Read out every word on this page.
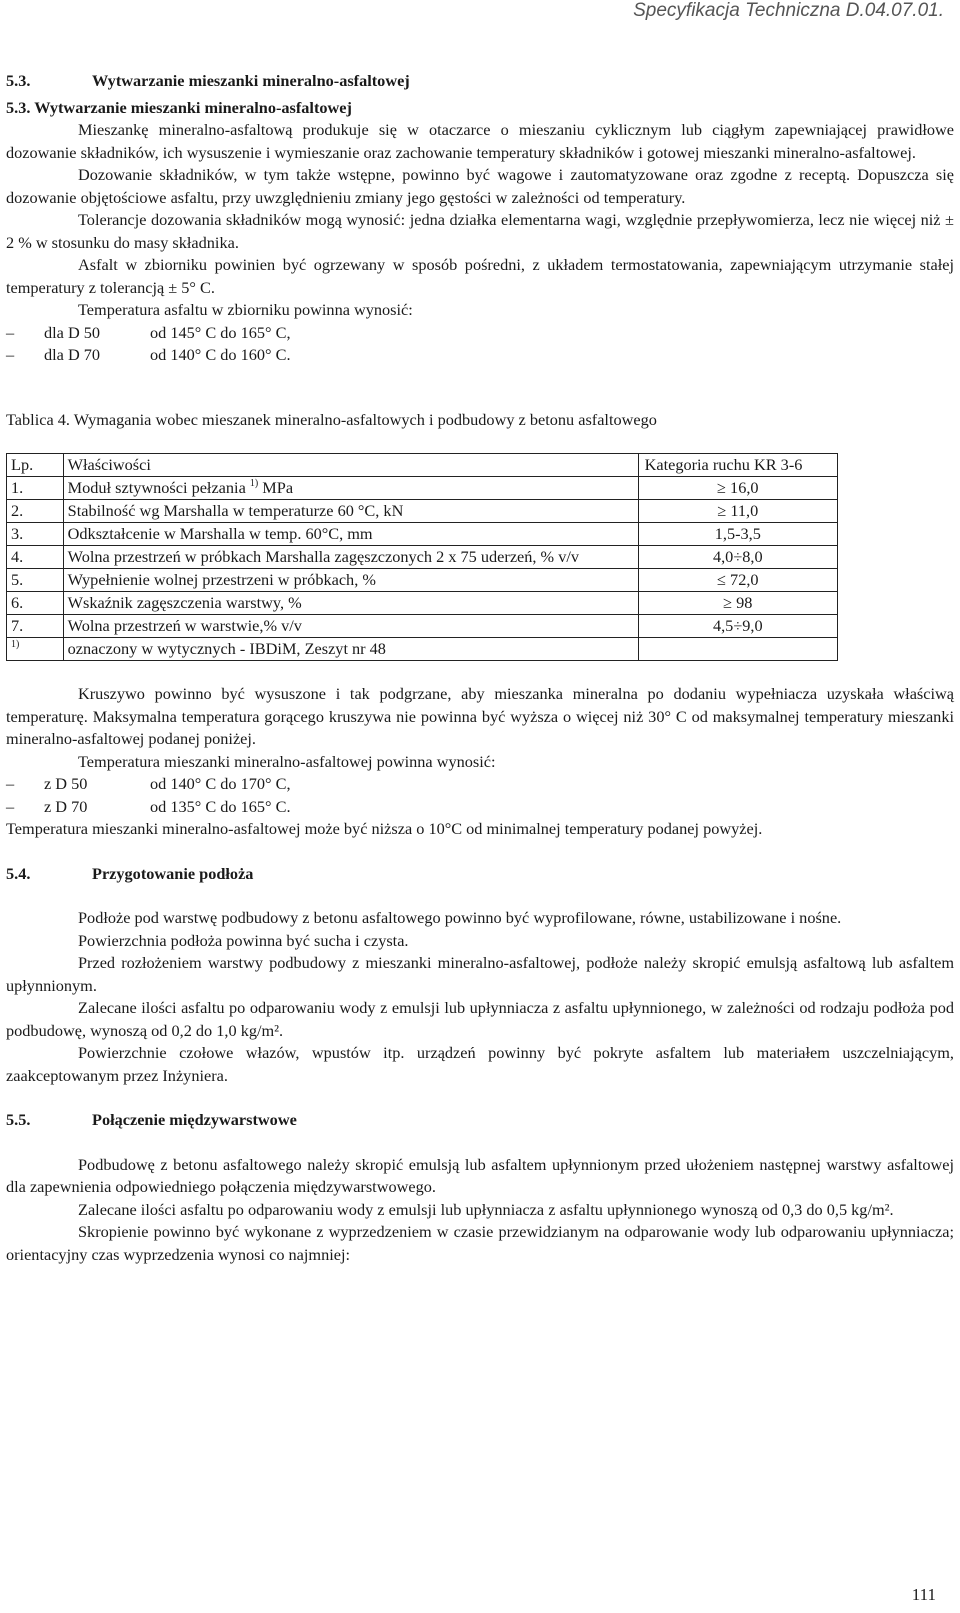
Specyfikacja Techniczna D.04.07.01.

5.3.	Wytwarzanie mieszanki mineralno-asfaltowej

5.3. Wytwarzanie mieszanki mineralno-asfaltowej

Mieszankę mineralno-asfaltową produkuje się w otaczarce o mieszaniu cyklicznym lub ciągłym zapewniającej prawidłowe dozowanie składników, ich wysuszenie i wymieszanie oraz zachowanie temperatury składników i gotowej mieszanki mineralno-asfaltowej.

Dozowanie składników, w tym także wstępne, powinno być wagowe i zautomatyzowane oraz zgodne z receptą. Dopuszcza się dozowanie objętościowe asfaltu, przy uwzględnieniu zmiany jego gęstości w zależności od temperatury.

Tolerancje dozowania składników mogą wynosić: jedna działka elementarna wagi, względnie przepływomierza, lecz nie więcej niż ± 2 % w stosunku do masy składnika.

Asfalt w zbiorniku powinien być ogrzewany w sposób pośredni, z układem termostatowania, zapewniającym utrzymanie stałej temperatury z tolerancją ± 5° C.

Temperatura asfaltu w zbiorniku powinna wynosić:

–	dla D 50	od 145° C do 165° C,
–	dla D 70	od 140° C do 160° C.

Tablica 4. Wymagania wobec mieszanek mineralno-asfaltowych i podbudowy z betonu asfaltowego

Lp.	Właściwości	Kategoria ruchu KR 3-6
1.	Moduł sztywności pełzania $^{1)}$ MPa	≥ 16,0
2.	Stabilność wg Marshalla w temperaturze 60 °C, kN	≥ 11,0
3.	Odkształcenie w Marshalla w temp. 60°C, mm	1,5-3,5
4.	Wolna przestrzeń w próbkach Marshalla zagęszczonych 2 x 75 uderzeń, % v/v	4,0÷8,0
5.	Wypełnienie wolnej przestrzeni w próbkach, %	≤ 72,0
6.	Wskaźnik zagęszczenia warstwy, %	≥ 98
7.	Wolna przestrzeń w warstwie,% v/v	4,5÷9,0
$^{1)}$	oznaczony w wytycznych - IBDiM, Zeszyt nr 48	

Kruszywo powinno być wysuszone i tak podgrzane, aby mieszanka mineralna po dodaniu wypełniacza uzyskała właściwą temperaturę. Maksymalna temperatura gorącego kruszywa nie powinna być wyższa o więcej niż 30° C od maksymalnej temperatury mieszanki mineralno-asfaltowej podanej poniżej.

Temperatura mieszanki mineralno-asfaltowej powinna wynosić:

–	z D 50	od 140° C do 170° C,
–	z D 70	od 135° C do 165° C.

Temperatura mieszanki mineralno-asfaltowej może być niższa o 10°C od minimalnej temperatury podanej powyżej.

5.4.	Przygotowanie podłoża

Podłoże pod warstwę podbudowy z betonu asfaltowego powinno być wyprofilowane, równe, ustabilizowane i nośne.

Powierzchnia podłoża powinna być sucha i czysta.

Przed rozłożeniem warstwy podbudowy z mieszanki mineralno-asfaltowej, podłoże należy skropić emulsją asfaltową lub asfaltem upłynnionym.

Zalecane ilości asfaltu po odparowaniu wody z emulsji lub upłynniacza z asfaltu upłynnionego, w zależności od rodzaju podłoża pod podbudowę, wynoszą od 0,2 do 1,0 kg/m².

Powierzchnie czołowe włazów, wpustów itp. urządzeń powinny być pokryte asfaltem lub materiałem uszczelniającym, zaakceptowanym przez Inżyniera.

5.5.	Połączenie międzywarstwowe

Podbudowę z betonu asfaltowego należy skropić emulsją lub asfaltem upłynnionym przed ułożeniem następnej warstwy asfaltowej dla zapewnienia odpowiedniego połączenia międzywarstwowego.

Zalecane ilości asfaltu po odparowaniu wody z emulsji lub upłynniacza z asfaltu upłynnionego wynoszą od 0,3 do 0,5 kg/m².

Skropienie powinno być wykonane z wyprzedzeniem w czasie przewidzianym na odparowanie wody lub odparowaniu upłynniacza; orientacyjny czas wyprzedzenia wynosi co najmniej:

111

▸ **What you have to do**:
Give back the entries verbatim. Do not include any picture.

▸ **Solution to this task**:
Read out every word on this page.
Specyfikacja Techniczna D.04.07.01.

5.3.	Wytwarzanie mieszanki mineralno-asfaltowej

5.3. Wytwarzanie mieszanki mineralno-asfaltowej

Mieszankę mineralno-asfaltową produkuje się w otaczarce o mieszaniu cyklicznym lub ciągłym zapewniającej prawidłowe dozowanie składników, ich wysuszenie i wymieszanie oraz zachowanie temperatury składników i gotowej mieszanki mineralno-asfaltowej.

Dozowanie składników, w tym także wstępne, powinno być wagowe i zautomatyzowane oraz zgodne z receptą. Dopuszcza się dozowanie objętościowe asfaltu, przy uwzględnieniu zmiany jego gęstości w zależności od temperatury.

Tolerancje dozowania składników mogą wynosić: jedna działka elementarna wagi, względnie przepływomierza, lecz nie więcej niż ± 2 % w stosunku do masy składnika.

Asfalt w zbiorniku powinien być ogrzewany w sposób pośredni, z układem termostatowania, zapewniającym utrzymanie stałej temperatury z tolerancją ± 5° C.

Temperatura asfaltu w zbiorniku powinna wynosić:

–	dla D 50	od 145° C do 165° C,
–	dla D 70	od 140° C do 160° C.

Tablica 4. Wymagania wobec mieszanek mineralno-asfaltowych i podbudowy z betonu asfaltowego

Lp.	Właściwości	Kategoria ruchu KR 3-6
1.	Moduł sztywności pełzania $^{1)}$ MPa	≥ 16,0
2.	Stabilność wg Marshalla w temperaturze 60 °C, kN	≥ 11,0
3.	Odkształcenie w Marshalla w temp. 60°C, mm	1,5-3,5
4.	Wolna przestrzeń w próbkach Marshalla zagęszczonych 2 x 75 uderzeń, % v/v	4,0÷8,0
5.	Wypełnienie wolnej przestrzeni w próbkach, %	≤ 72,0
6.	Wskaźnik zagęszczenia warstwy, %	≥ 98
7.	Wolna przestrzeń w warstwie,% v/v	4,5÷9,0
$^{1)}$	oznaczony w wytycznych - IBDiM, Zeszyt nr 48	

Kruszywo powinno być wysuszone i tak podgrzane, aby mieszanka mineralna po dodaniu wypełniacza uzyskała właściwą temperaturę. Maksymalna temperatura gorącego kruszywa nie powinna być wyższa o więcej niż 30° C od maksymalnej temperatury mieszanki mineralno-asfaltowej podanej poniżej.

Temperatura mieszanki mineralno-asfaltowej powinna wynosić:

–	z D 50	od 140° C do 170° C,
–	z D 70	od 135° C do 165° C.

Temperatura mieszanki mineralno-asfaltowej może być niższa o 10°C od minimalnej temperatury podanej powyżej.

5.4.	Przygotowanie podłoża

Podłoże pod warstwę podbudowy z betonu asfaltowego powinno być wyprofilowane, równe, ustabilizowane i nośne.

Powierzchnia podłoża powinna być sucha i czysta.

Przed rozłożeniem warstwy podbudowy z mieszanki mineralno-asfaltowej, podłoże należy skropić emulsją asfaltową lub asfaltem upłynnionym.

Zalecane ilości asfaltu po odparowaniu wody z emulsji lub upłynniacza z asfaltu upłynnionego, w zależności od rodzaju podłoża pod podbudowę, wynoszą od 0,2 do 1,0 kg/m².

Powierzchnie czołowe włazów, wpustów itp. urządzeń powinny być pokryte asfaltem lub materiałem uszczelniającym, zaakceptowanym przez Inżyniera.

5.5.	Połączenie międzywarstwowe

Podbudowę z betonu asfaltowego należy skropić emulsją lub asfaltem upłynnionym przed ułożeniem następnej warstwy asfaltowej dla zapewnienia odpowiedniego połączenia międzywarstwowego.

Zalecane ilości asfaltu po odparowaniu wody z emulsji lub upłynniacza z asfaltu upłynnionego wynoszą od 0,3 do 0,5 kg/m².

Skropienie powinno być wykonane z wyprzedzeniem w czasie przewidzianym na odparowanie wody lub odparowaniu upłynniacza; orientacyjny czas wyprzedzenia wynosi co najmniej:

111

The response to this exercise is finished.